● What to do
Lines containing the word "Mission" are to be counted; state their number and nothing further.
+===+
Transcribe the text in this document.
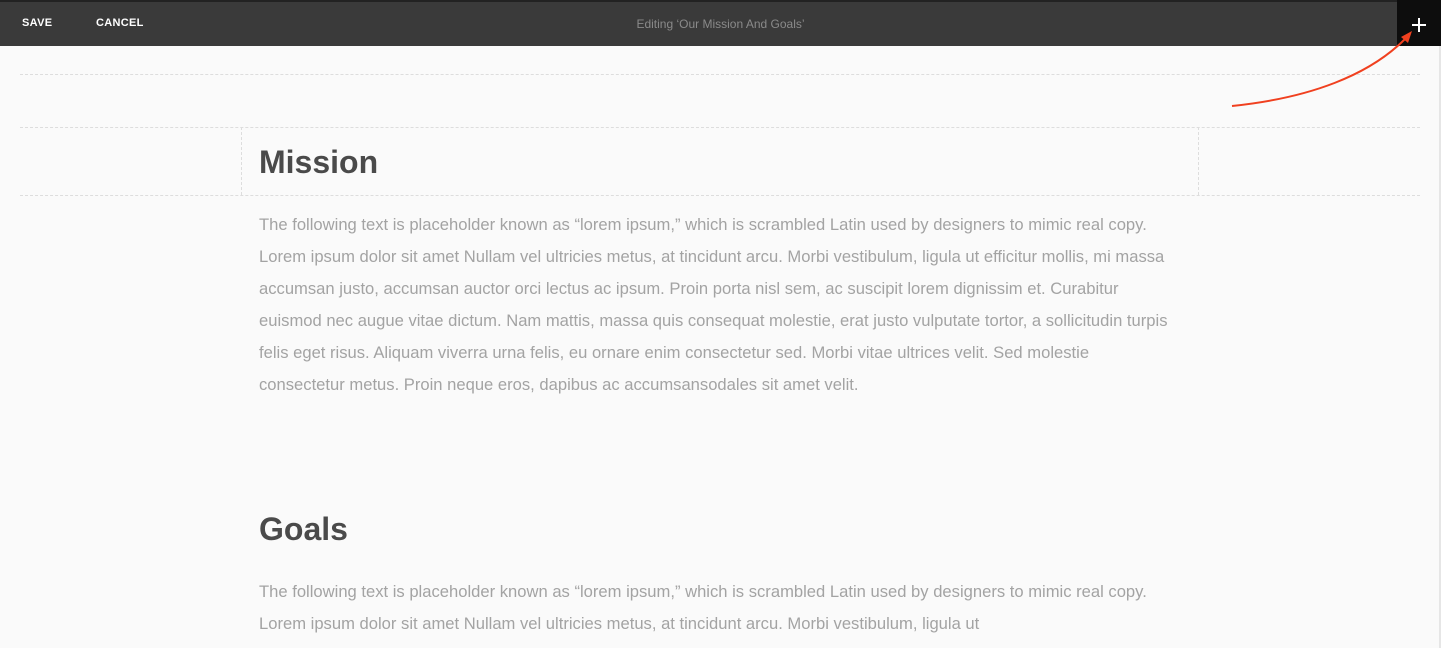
SAVE	CANCEL	Editing ‘Our Mission And Goals’
Mission

The following text is placeholder known as “lorem ipsum,” which is scrambled Latin used by designers to mimic real copy. Lorem ipsum dolor sit amet Nullam vel ultricies metus, at tincidunt arcu. Morbi vestibulum, ligula ut efficitur mollis, mi massa accumsan justo, accumsan auctor orci lectus ac ipsum. Proin porta nisl sem, ac suscipit lorem dignissim et. Curabitur euismod nec augue vitae dictum. Nam mattis, massa quis consequat molestie, erat justo vulputate tortor, a sollicitudin turpis felis eget risus. Aliquam viverra urna felis, eu ornare enim consectetur sed. Morbi vitae ultrices velit. Sed molestie consectetur metus. Proin neque eros, dapibus ac accumsansodales sit amet velit.

Goals

The following text is placeholder known as “lorem ipsum,” which is scrambled Latin used by designers to mimic real copy. Lorem ipsum dolor sit amet Nullam vel ultricies metus, at tincidunt arcu. Morbi vestibulum, ligula ut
+===+
● Solution below
2